PROBLEM TO SOLVE => Select from the data all lines with the word "зардал".

PROVIDED ENTRIES =>
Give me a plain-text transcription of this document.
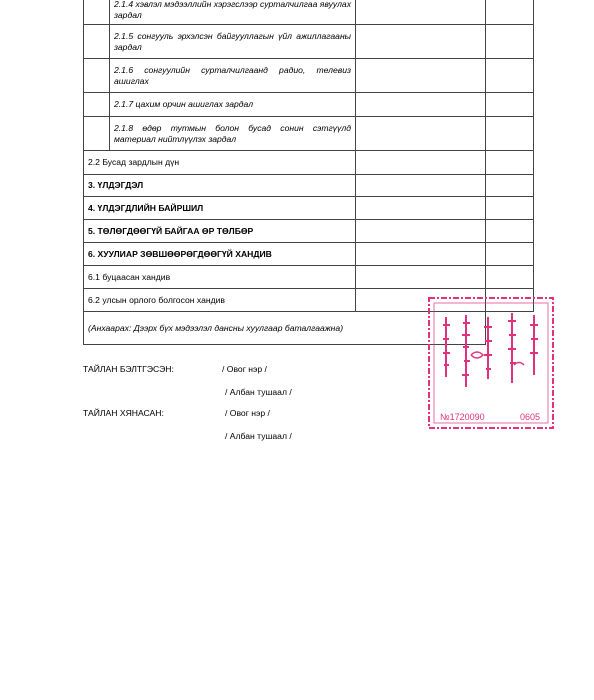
	2.1.4 хэвлэл мэдээллийн хэрэгслээр сурталчилгаа явуулах зардал		
	2.1.5 сонгууль эрхэлсэн байгууллагын үйл ажиллагааны зардал		
	2.1.6 сонгуулийн сурталчилгаанд радио, телевиз ашиглах		
	2.1.7 цахим орчин ашиглах зардал		
	2.1.8 өдөр тутмын болон бусад сонин сэтгүүлд материал нийтлүүлэх зардал		
2.2 Бусад зардлын дүн			
3. ҮЛДЭГДЭЛ			
4. ҮЛДЭГДЛИЙН БАЙРШИЛ			
5. ТӨЛӨГДӨӨГҮЙ БАЙГАА ӨР ТӨЛБӨР			
6. ХУУЛИАР ЗӨВШӨӨРӨГДӨӨГҮЙ ХАНДИВ			
6.1 буцаасан хандив			
6.2 улсын орлого болгосон хандив			
(Анхаарах: Дээрх бүх мэдээлэл дансны хуулгаар баталгаажна)			
ТАЙЛАН БЭЛТГЭСЭН:	/ Овог нэр /
/ Албан тушаал /
ТАЙЛАН ХЯНАСАН:	/ Овог нэр /
/ Албан тушаал /
№1720090	0605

THE ANSWER =>
	2.1.4 хэвлэл мэдээллийн хэрэгслээр сурталчилгаа явуулах зардал		
	2.1.5 сонгууль эрхэлсэн байгууллагын үйл ажиллагааны зардал		
	2.1.7 цахим орчин ашиглах зардал		
	2.1.8 өдөр тутмын болон бусад сонин сэтгүүлд материал нийтлүүлэх зардал		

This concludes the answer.